**Work instructions:**
1. From the forum thread on carbon arrows, reproduce verbatim the part that opens with the words "They are Beman" and closes with "would have either).".
2. Pick out every line of the rows below that contains the string "watermark", matching its case exactly.

**Provided text:**
-- Start --

# Why I Distrust Carbons...



## NDTerminator (Aug 20, 2003)

This is why I distrust carbons. I was shooting compound this evening when this one blew up on release, just in front of the nock. The shaft tailed down and broke in front of the fletching as it smashed through the rest, damaging it. The shaft pieces whip sawed through the WB so violently that it actually bent it. Fortunately it appears the bow survived the dry fire undamaged.

The nock went flying by my face, I found the fletched portion between me & the target, and the balance of the shaft 20 yards down range. Spent the last 20 minutes picking carbon slivers out of my bow hand. I'm purely lucky it was just slivers (bad enough) it could easily have been one of those broken shaft pieces imbedded in the back of my hand...

I had been shooting these same four arrows out of my target quiver for about 2 years and obviously this one had developed a flaw in front of the nock. Unlike alums, carbons don't often have the common decency to show damage that would preclude shooting them.

This is the second time this has happened to me since the 80's but both times were carbons and the first resulted in a destroyed bow and a memorable trip to the ER. Also saw this happen with carbons to others a couple times at 3D tournaments in the 90's. One dry fire was about as spectacular as the one I had in the 80's.

Believe I'll be re-tuning for alums. At least you can see the bend or kink and make an informed decision to straighten the arrow or can it...


----------



## ImpalaSSpeed96 (Aug 25, 2008)

That def sucks, but I've never had an issue w/ any of my carbons, over the last 10 years, that weren't shot into something hard. I've never seen any compromise in arrows just fired into targets. To me, there isn't much wrong w/ alum's, I just got tired of constantly checking for bent arrows and then having to buy new arrows every stinkin year(sometimes 3x a year)... I've been on the same arrows now for 3 years...


----------



## Heavy Hitter (Dec 10, 2004)

What brand of arrows? Sounds like you made it through without any major troubles so that's good to hear. I would have needed a new pair of shorts...


----------



## NDTerminator (Aug 20, 2003)

Heavy Hitter said:


> What brand of arrows? Sounds like you made it through without any major troubles so that's good to hear. I would have needed a new pair of shorts...


They are Beman ICS Hunters that Cabelas sells under their name as Stalker Extremes. BTW, want to make it clear I don't blame the company, this can happen with any make of carbon. I've been shooting the Stalker Extreme for about 5 years w/o problem, I consider them some of the best mid-priced carbons available albiet a bit lighter weight than I would like.

Also to answer an as yet to be asked question, yes I regularly flex & visually check carbons for flaws, but the position of this one just in front of the nock, was such that I didn't detect it (and I doubt anyone else would have either).

The issue is, as most who have experience with them knows, that carbons rarely show visual signs of weakness or damage that compromises shaft integrity. The often stated belief that they are either completely broken or straight & shootable with no in between is a very hazardous over-simplification...


----------



## pat_est (Sep 5, 2008)

May be try shooting at different spots on the target instead of trying to smash them all in at one spot. And it hard to see little hair line cracks underneath those arrow raps


----------



## ImpalaSSpeed96 (Aug 25, 2008)

-- End --

**Stored rows:**
-- Start --

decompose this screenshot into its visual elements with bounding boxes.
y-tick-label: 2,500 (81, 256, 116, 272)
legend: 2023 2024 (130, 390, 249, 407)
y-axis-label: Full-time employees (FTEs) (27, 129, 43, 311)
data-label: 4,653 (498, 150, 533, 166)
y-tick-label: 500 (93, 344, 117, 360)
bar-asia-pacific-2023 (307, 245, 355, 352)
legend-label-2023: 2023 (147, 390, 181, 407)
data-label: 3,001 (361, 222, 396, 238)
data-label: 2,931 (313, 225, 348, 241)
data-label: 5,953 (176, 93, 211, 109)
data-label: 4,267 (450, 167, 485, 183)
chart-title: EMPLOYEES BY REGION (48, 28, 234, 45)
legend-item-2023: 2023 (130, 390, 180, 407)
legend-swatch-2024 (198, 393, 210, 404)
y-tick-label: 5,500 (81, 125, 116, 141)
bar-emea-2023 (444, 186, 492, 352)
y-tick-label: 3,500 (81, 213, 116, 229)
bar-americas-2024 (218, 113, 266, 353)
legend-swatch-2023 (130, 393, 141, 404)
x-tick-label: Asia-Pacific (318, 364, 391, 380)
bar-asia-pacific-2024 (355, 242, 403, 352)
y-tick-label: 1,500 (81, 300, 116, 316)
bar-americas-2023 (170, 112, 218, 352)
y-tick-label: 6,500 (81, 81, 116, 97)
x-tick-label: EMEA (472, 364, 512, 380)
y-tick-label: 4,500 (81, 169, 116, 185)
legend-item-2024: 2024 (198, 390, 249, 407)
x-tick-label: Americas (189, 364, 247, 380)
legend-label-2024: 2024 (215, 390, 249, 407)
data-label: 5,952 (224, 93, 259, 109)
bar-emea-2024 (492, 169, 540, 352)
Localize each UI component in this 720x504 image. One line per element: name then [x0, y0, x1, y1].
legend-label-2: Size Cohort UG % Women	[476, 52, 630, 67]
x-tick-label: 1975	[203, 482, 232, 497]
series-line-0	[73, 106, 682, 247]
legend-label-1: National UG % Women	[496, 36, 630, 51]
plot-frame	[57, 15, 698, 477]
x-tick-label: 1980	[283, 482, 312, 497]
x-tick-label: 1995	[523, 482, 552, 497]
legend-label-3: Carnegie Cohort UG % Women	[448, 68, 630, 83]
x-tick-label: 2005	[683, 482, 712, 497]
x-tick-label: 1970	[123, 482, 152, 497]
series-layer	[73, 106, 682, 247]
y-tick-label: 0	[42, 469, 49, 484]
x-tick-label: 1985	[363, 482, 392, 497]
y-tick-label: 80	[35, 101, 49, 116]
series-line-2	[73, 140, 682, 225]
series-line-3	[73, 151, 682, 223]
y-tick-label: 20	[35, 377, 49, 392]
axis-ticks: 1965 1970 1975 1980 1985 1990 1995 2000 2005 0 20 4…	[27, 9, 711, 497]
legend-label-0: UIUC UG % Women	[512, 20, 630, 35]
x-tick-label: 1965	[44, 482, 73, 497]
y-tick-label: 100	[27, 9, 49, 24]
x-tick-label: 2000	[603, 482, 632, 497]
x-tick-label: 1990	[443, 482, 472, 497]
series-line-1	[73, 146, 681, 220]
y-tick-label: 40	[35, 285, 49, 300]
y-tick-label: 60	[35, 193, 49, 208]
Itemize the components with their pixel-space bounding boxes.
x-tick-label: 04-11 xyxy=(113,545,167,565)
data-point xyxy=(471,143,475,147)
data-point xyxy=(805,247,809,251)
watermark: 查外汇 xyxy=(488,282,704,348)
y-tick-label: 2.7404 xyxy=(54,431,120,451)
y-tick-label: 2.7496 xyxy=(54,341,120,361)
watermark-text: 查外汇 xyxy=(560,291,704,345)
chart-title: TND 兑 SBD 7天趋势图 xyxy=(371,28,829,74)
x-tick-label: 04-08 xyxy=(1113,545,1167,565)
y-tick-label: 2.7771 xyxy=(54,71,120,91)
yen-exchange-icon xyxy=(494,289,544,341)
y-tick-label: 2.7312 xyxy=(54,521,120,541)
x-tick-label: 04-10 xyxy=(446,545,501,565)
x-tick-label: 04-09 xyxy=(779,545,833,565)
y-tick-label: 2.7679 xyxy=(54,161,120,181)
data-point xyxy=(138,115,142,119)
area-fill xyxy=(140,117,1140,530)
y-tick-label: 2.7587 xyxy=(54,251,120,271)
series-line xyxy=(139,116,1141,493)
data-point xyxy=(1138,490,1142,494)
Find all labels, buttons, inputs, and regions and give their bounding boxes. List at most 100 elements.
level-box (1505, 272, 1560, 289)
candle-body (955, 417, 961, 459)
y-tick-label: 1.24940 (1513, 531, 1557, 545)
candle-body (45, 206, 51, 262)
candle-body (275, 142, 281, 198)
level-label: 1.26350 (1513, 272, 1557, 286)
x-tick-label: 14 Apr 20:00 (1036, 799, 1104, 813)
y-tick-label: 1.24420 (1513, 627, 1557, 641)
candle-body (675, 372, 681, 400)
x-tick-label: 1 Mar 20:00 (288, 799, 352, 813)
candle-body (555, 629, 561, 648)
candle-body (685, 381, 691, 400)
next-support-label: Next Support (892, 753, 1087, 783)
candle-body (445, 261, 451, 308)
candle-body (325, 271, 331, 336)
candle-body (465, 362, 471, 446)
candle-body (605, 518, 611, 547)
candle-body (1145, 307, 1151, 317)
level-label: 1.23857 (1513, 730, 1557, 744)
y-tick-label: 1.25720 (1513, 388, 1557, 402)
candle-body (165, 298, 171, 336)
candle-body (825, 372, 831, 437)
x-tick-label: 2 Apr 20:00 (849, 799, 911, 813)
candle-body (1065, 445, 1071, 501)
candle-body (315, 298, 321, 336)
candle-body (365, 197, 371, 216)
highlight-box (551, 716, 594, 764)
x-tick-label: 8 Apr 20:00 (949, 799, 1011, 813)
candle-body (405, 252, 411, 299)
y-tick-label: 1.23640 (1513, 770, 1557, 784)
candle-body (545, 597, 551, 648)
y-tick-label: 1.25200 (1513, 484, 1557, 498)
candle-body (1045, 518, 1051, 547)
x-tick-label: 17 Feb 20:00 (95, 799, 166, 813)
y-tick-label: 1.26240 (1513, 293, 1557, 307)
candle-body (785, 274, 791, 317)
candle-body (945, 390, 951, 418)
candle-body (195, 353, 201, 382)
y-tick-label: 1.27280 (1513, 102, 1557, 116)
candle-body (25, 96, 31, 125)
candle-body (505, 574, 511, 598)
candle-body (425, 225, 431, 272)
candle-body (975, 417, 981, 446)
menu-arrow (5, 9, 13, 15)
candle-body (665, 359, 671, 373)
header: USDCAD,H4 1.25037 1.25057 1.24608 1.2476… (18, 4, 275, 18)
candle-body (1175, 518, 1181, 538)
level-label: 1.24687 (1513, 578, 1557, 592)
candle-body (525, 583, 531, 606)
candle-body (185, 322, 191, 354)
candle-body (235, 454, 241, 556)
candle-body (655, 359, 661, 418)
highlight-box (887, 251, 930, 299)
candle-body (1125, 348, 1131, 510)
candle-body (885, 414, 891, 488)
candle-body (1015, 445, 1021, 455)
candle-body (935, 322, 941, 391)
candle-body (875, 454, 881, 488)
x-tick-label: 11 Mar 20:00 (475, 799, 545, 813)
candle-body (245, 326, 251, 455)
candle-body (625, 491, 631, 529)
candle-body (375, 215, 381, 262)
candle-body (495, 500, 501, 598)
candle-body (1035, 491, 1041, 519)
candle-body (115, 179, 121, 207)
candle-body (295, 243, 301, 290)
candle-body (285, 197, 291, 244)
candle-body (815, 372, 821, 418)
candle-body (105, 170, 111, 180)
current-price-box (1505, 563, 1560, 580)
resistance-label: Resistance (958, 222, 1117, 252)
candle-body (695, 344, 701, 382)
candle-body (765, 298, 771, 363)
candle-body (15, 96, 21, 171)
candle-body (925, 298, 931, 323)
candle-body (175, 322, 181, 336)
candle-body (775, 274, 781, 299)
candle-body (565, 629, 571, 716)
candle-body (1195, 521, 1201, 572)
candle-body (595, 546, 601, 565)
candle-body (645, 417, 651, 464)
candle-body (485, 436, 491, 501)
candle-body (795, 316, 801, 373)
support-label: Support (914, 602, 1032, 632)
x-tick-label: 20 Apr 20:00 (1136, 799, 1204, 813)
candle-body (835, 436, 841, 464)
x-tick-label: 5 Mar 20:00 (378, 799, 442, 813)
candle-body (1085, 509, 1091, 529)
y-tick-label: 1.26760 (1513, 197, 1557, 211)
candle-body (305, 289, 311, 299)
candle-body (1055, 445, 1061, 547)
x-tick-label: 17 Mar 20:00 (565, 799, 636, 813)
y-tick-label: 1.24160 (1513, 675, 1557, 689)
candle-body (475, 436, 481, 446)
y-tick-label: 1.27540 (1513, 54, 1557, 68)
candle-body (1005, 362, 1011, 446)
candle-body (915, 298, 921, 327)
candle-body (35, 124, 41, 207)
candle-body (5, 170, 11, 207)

-- End --

**Full answers:**
1.
They are Beman ICS Hunters that Cabelas sells under their name as Stalker Extremes. BTW, want to make it clear I don't blame the company, this can happen with any make of carbon. I've been shooting the Stalker Extreme for about 5 years w/o problem, I consider them some of the best mid-priced carbons available albiet a bit lighter weight than I would like.

Also to answer an as yet to be asked question, yes I regularly flex & visually check carbons for flaws, but the position of this one just in front of the nock, was such that I didn't detect it (and I doubt anyone else would have either).

2.
watermark: 查外汇 xyxy=(488,282,704,348)
watermark-text: 查外汇 xyxy=(560,291,704,345)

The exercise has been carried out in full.